Problem details:
Copy out the data exactly, leaving the pictures behind.

[Data items]

────────────────────

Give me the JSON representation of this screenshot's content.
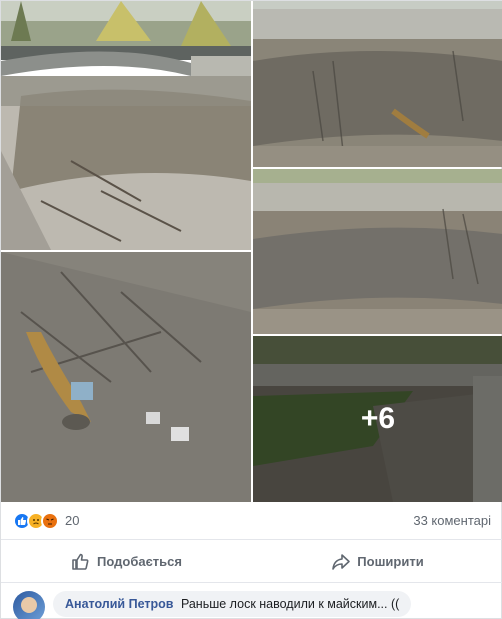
{
  "photos": {
    "more_label": "+6"
  },
  "reactions": {
    "icons": [
      "like-icon",
      "sad-icon",
      "angry-icon"
    ],
    "count": "20",
    "comments": "33 коментарі"
  },
  "actions": {
    "like_label": "Подобається",
    "share_label": "Поширити"
  },
  "comment": {
    "author": "Анатолий Петров",
    "text": "Раньше лоск наводили к майским... (("
  },
  "colors": {
    "like_blue": "#1877f2",
    "author_link": "#385898"
  }
}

────────────────────

Complete response:
Give me the JSON representation of this screenshot's content.
{
  "photos": {
    "more_label": "+6"
  },
  "reactions": {
    "icons": [
      "like-icon",
      "sad-icon",
      "angry-icon"
    ],
    "count": "20",
    "comments": "33 коментарі"
  },
  "actions": {
    "like_label": "Подобається",
    "share_label": "Поширити"
  },
  "comment": {
    "author": "Анатолий Петров",
    "text": "Раньше лоск наводили к майским... (("
  },
  "colors": {
    "like_blue": "#1877f2",
    "author_link": "#385898"
  }
}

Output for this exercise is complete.